** begin DATASET EXCERPTS **

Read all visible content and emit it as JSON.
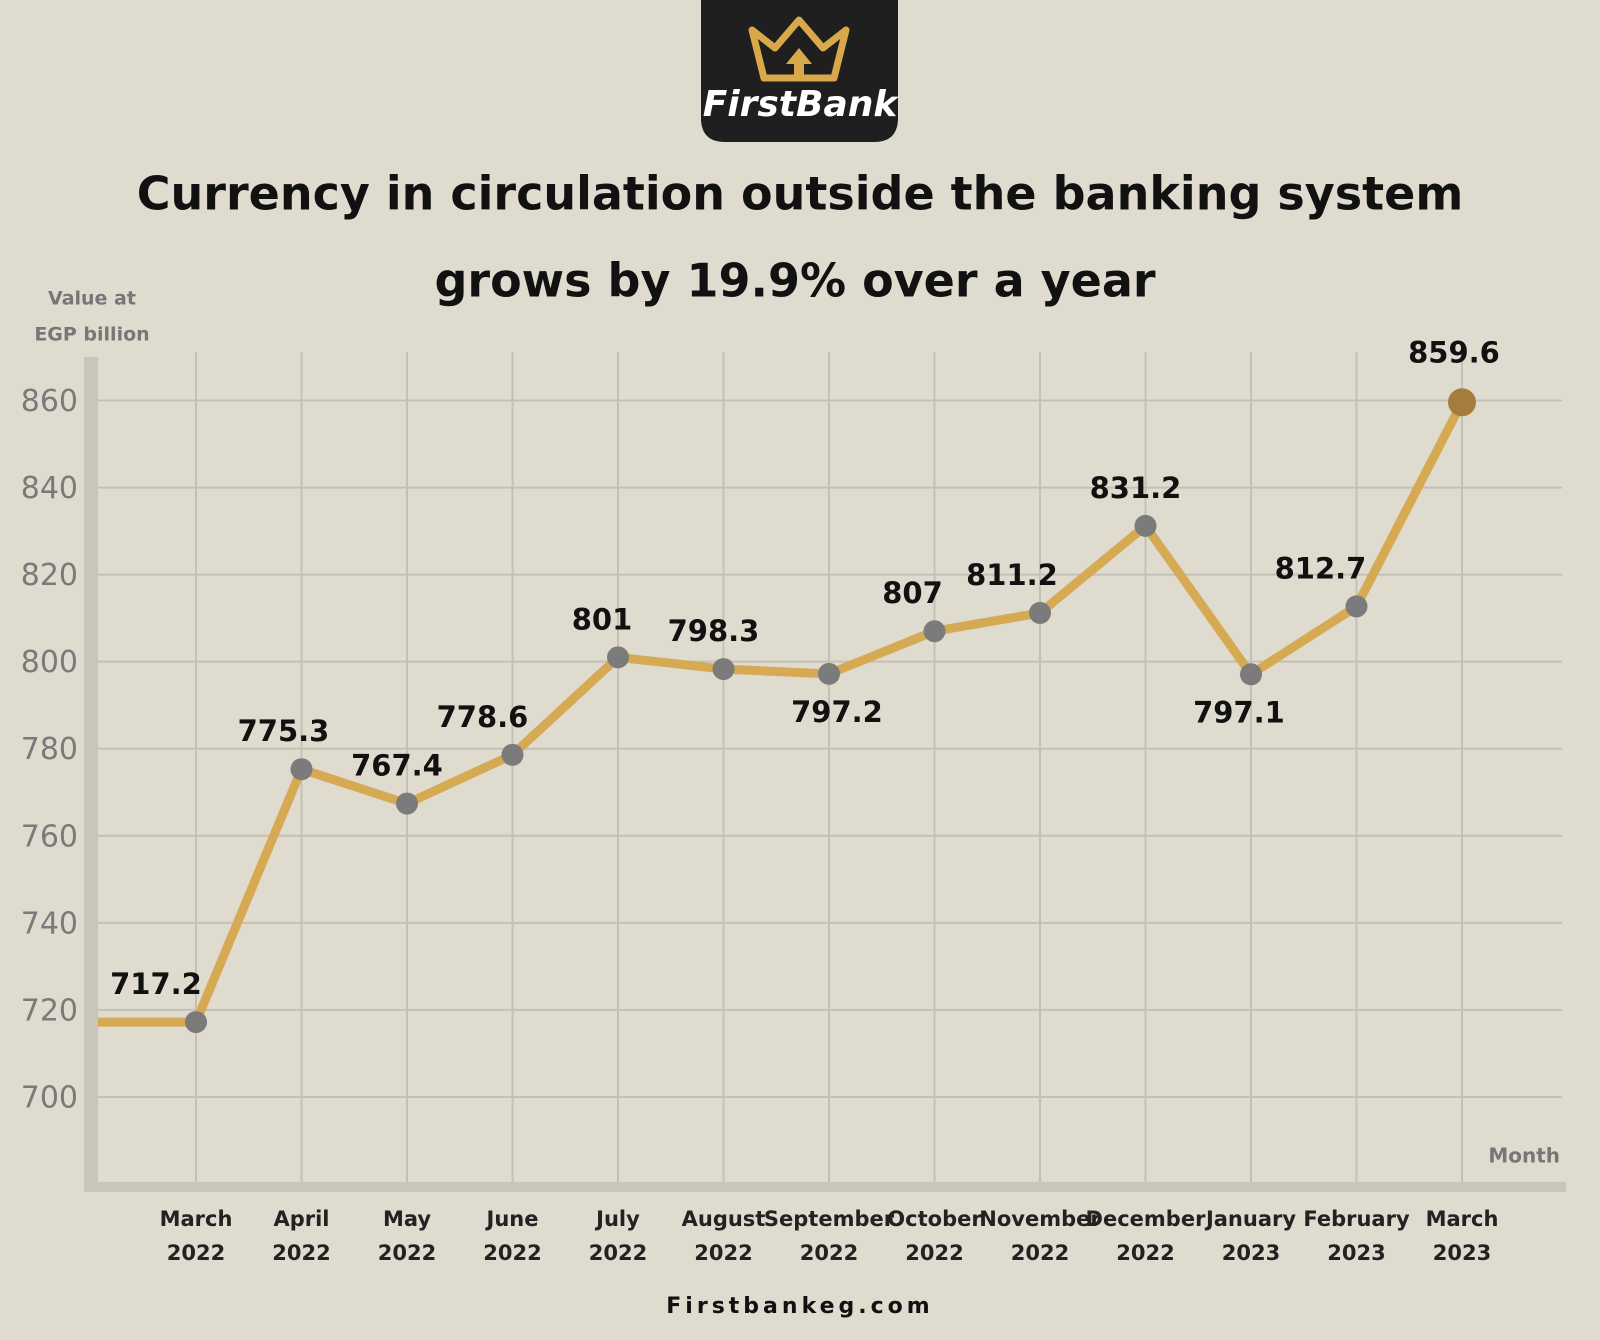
{
  "brand": "FirstBank",
  "footer": "Firstbankeg.com",
  "chart_data": {
    "type": "line",
    "title": [
      "Currency in circulation outside the banking system",
      "grows by 19.9% over a year"
    ],
    "y_label": [
      "Value at",
      "EGP billion"
    ],
    "x_label": "Month",
    "categories": [
      "March 2022",
      "April 2022",
      "May 2022",
      "June 2022",
      "July 2022",
      "August 2022",
      "September 2022",
      "October 2022",
      "November 2022",
      "December 2022",
      "January 2023",
      "February 2023",
      "March 2023"
    ],
    "series": [
      {
        "name": "Currency in circulation",
        "color": "#d6aa52",
        "values": [
          717.2,
          775.3,
          767.4,
          778.6,
          801,
          798.3,
          797.2,
          807,
          811.2,
          831.2,
          797.1,
          812.7,
          859.6
        ]
      }
    ],
    "marker_color": "#7b7b7b",
    "highlight_color": "#a37c3e",
    "ylim": [
      680,
      870
    ],
    "yticks": [
      700,
      720,
      740,
      760,
      780,
      800,
      820,
      840,
      860
    ],
    "grid": true
  }
}
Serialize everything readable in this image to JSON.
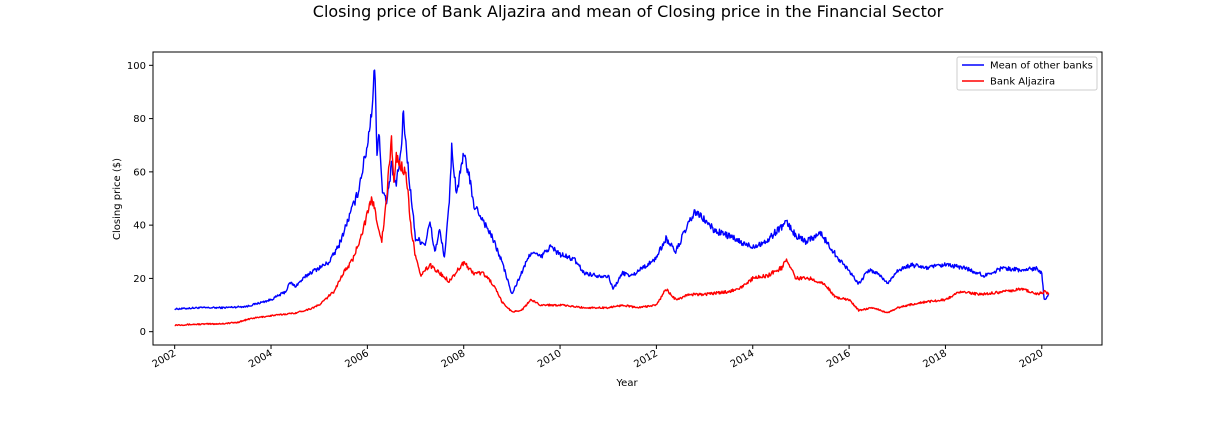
{
  "chart_data": {
    "type": "line",
    "title": "Closing price of Bank Aljazira and mean of Closing price in the Financial Sector",
    "xlabel": "Year",
    "ylabel": "Closing price ($)",
    "xlim": [
      2001.55,
      2021.25
    ],
    "ylim": [
      -5,
      105
    ],
    "xticks": [
      "2002",
      "2004",
      "2006",
      "2008",
      "2010",
      "2012",
      "2014",
      "2016",
      "2018",
      "2020"
    ],
    "yticks": [
      "0",
      "20",
      "40",
      "60",
      "80",
      "100"
    ],
    "grid": false,
    "legend_position": "upper right",
    "series": [
      {
        "name": "Mean of other banks",
        "color": "#0000ff",
        "points": [
          [
            2002.0,
            8.5
          ],
          [
            2002.5,
            9.0
          ],
          [
            2003.0,
            9.0
          ],
          [
            2003.5,
            9.5
          ],
          [
            2003.8,
            11.0
          ],
          [
            2004.0,
            12.0
          ],
          [
            2004.3,
            15.0
          ],
          [
            2004.4,
            18.5
          ],
          [
            2004.5,
            17.0
          ],
          [
            2004.8,
            22.0
          ],
          [
            2005.0,
            24.0
          ],
          [
            2005.2,
            26.0
          ],
          [
            2005.4,
            32.0
          ],
          [
            2005.6,
            42.0
          ],
          [
            2005.8,
            52.0
          ],
          [
            2006.0,
            70.0
          ],
          [
            2006.1,
            85.0
          ],
          [
            2006.15,
            100.0
          ],
          [
            2006.2,
            68.0
          ],
          [
            2006.25,
            75.0
          ],
          [
            2006.3,
            55.0
          ],
          [
            2006.4,
            48.0
          ],
          [
            2006.5,
            62.0
          ],
          [
            2006.6,
            55.0
          ],
          [
            2006.7,
            68.0
          ],
          [
            2006.75,
            83.0
          ],
          [
            2006.8,
            70.0
          ],
          [
            2006.9,
            52.0
          ],
          [
            2007.0,
            35.0
          ],
          [
            2007.2,
            33.0
          ],
          [
            2007.3,
            41.0
          ],
          [
            2007.4,
            30.0
          ],
          [
            2007.5,
            38.0
          ],
          [
            2007.6,
            28.0
          ],
          [
            2007.7,
            48.0
          ],
          [
            2007.75,
            69.0
          ],
          [
            2007.85,
            52.0
          ],
          [
            2008.0,
            66.0
          ],
          [
            2008.1,
            60.0
          ],
          [
            2008.2,
            48.0
          ],
          [
            2008.4,
            42.0
          ],
          [
            2008.6,
            35.0
          ],
          [
            2008.8,
            26.0
          ],
          [
            2009.0,
            14.0
          ],
          [
            2009.2,
            22.0
          ],
          [
            2009.4,
            30.0
          ],
          [
            2009.6,
            28.0
          ],
          [
            2009.8,
            32.0
          ],
          [
            2010.0,
            29.0
          ],
          [
            2010.3,
            27.0
          ],
          [
            2010.5,
            22.0
          ],
          [
            2010.8,
            21.0
          ],
          [
            2011.0,
            21.0
          ],
          [
            2011.1,
            16.0
          ],
          [
            2011.3,
            22.0
          ],
          [
            2011.5,
            21.0
          ],
          [
            2011.7,
            24.0
          ],
          [
            2011.9,
            26.0
          ],
          [
            2012.0,
            28.0
          ],
          [
            2012.2,
            35.0
          ],
          [
            2012.4,
            30.0
          ],
          [
            2012.6,
            38.0
          ],
          [
            2012.8,
            45.0
          ],
          [
            2013.0,
            42.0
          ],
          [
            2013.2,
            38.0
          ],
          [
            2013.5,
            36.0
          ],
          [
            2013.8,
            33.0
          ],
          [
            2014.0,
            32.0
          ],
          [
            2014.3,
            34.0
          ],
          [
            2014.5,
            38.0
          ],
          [
            2014.7,
            41.0
          ],
          [
            2014.9,
            36.0
          ],
          [
            2015.1,
            34.0
          ],
          [
            2015.4,
            37.0
          ],
          [
            2015.6,
            32.0
          ],
          [
            2015.8,
            27.0
          ],
          [
            2016.0,
            23.0
          ],
          [
            2016.2,
            18.0
          ],
          [
            2016.4,
            23.0
          ],
          [
            2016.6,
            22.0
          ],
          [
            2016.8,
            18.0
          ],
          [
            2017.0,
            23.0
          ],
          [
            2017.3,
            25.0
          ],
          [
            2017.6,
            24.0
          ],
          [
            2018.0,
            25.0
          ],
          [
            2018.4,
            24.0
          ],
          [
            2018.8,
            21.0
          ],
          [
            2019.2,
            24.0
          ],
          [
            2019.6,
            23.0
          ],
          [
            2019.9,
            24.0
          ],
          [
            2020.0,
            22.0
          ],
          [
            2020.05,
            12.0
          ],
          [
            2020.15,
            14.0
          ]
        ]
      },
      {
        "name": "Bank Aljazira",
        "color": "#ff0000",
        "points": [
          [
            2002.0,
            2.5
          ],
          [
            2002.5,
            2.8
          ],
          [
            2003.0,
            3.0
          ],
          [
            2003.3,
            3.5
          ],
          [
            2003.6,
            5.0
          ],
          [
            2004.0,
            6.0
          ],
          [
            2004.5,
            7.0
          ],
          [
            2004.8,
            8.5
          ],
          [
            2005.0,
            10.0
          ],
          [
            2005.3,
            15.0
          ],
          [
            2005.5,
            22.0
          ],
          [
            2005.7,
            27.0
          ],
          [
            2005.9,
            38.0
          ],
          [
            2006.1,
            50.0
          ],
          [
            2006.2,
            42.0
          ],
          [
            2006.3,
            34.0
          ],
          [
            2006.4,
            50.0
          ],
          [
            2006.5,
            73.0
          ],
          [
            2006.55,
            55.0
          ],
          [
            2006.6,
            66.0
          ],
          [
            2006.7,
            62.0
          ],
          [
            2006.8,
            60.0
          ],
          [
            2006.9,
            40.0
          ],
          [
            2007.0,
            28.0
          ],
          [
            2007.1,
            21.0
          ],
          [
            2007.3,
            25.0
          ],
          [
            2007.5,
            22.0
          ],
          [
            2007.7,
            19.0
          ],
          [
            2008.0,
            26.0
          ],
          [
            2008.2,
            22.0
          ],
          [
            2008.4,
            22.0
          ],
          [
            2008.6,
            18.0
          ],
          [
            2008.8,
            11.0
          ],
          [
            2009.0,
            7.5
          ],
          [
            2009.2,
            8.0
          ],
          [
            2009.4,
            12.0
          ],
          [
            2009.6,
            10.0
          ],
          [
            2010.0,
            10.0
          ],
          [
            2010.5,
            9.0
          ],
          [
            2011.0,
            9.0
          ],
          [
            2011.3,
            10.0
          ],
          [
            2011.6,
            9.0
          ],
          [
            2012.0,
            10.0
          ],
          [
            2012.2,
            16.0
          ],
          [
            2012.4,
            12.0
          ],
          [
            2012.7,
            14.0
          ],
          [
            2013.0,
            14.0
          ],
          [
            2013.5,
            15.0
          ],
          [
            2013.8,
            17.0
          ],
          [
            2014.0,
            20.0
          ],
          [
            2014.3,
            21.0
          ],
          [
            2014.6,
            24.0
          ],
          [
            2014.7,
            27.0
          ],
          [
            2014.9,
            20.0
          ],
          [
            2015.2,
            20.0
          ],
          [
            2015.5,
            18.0
          ],
          [
            2015.7,
            13.0
          ],
          [
            2016.0,
            12.0
          ],
          [
            2016.2,
            8.0
          ],
          [
            2016.5,
            9.0
          ],
          [
            2016.8,
            7.0
          ],
          [
            2017.0,
            9.0
          ],
          [
            2017.5,
            11.0
          ],
          [
            2018.0,
            12.0
          ],
          [
            2018.3,
            15.0
          ],
          [
            2018.7,
            14.0
          ],
          [
            2019.2,
            15.0
          ],
          [
            2019.6,
            16.0
          ],
          [
            2019.9,
            14.0
          ],
          [
            2020.05,
            15.0
          ],
          [
            2020.15,
            14.0
          ]
        ]
      }
    ]
  }
}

** end DATASET EXCERPTS **

__WHAT THE TASK ASKS__: Look above for lines with the word "title" and copy them all.

__RESPONSE TO THIS TASK__:
    "title": [
    "title": "Closing price of Bank Aljazira and mean of Closing price in the Financial Sector",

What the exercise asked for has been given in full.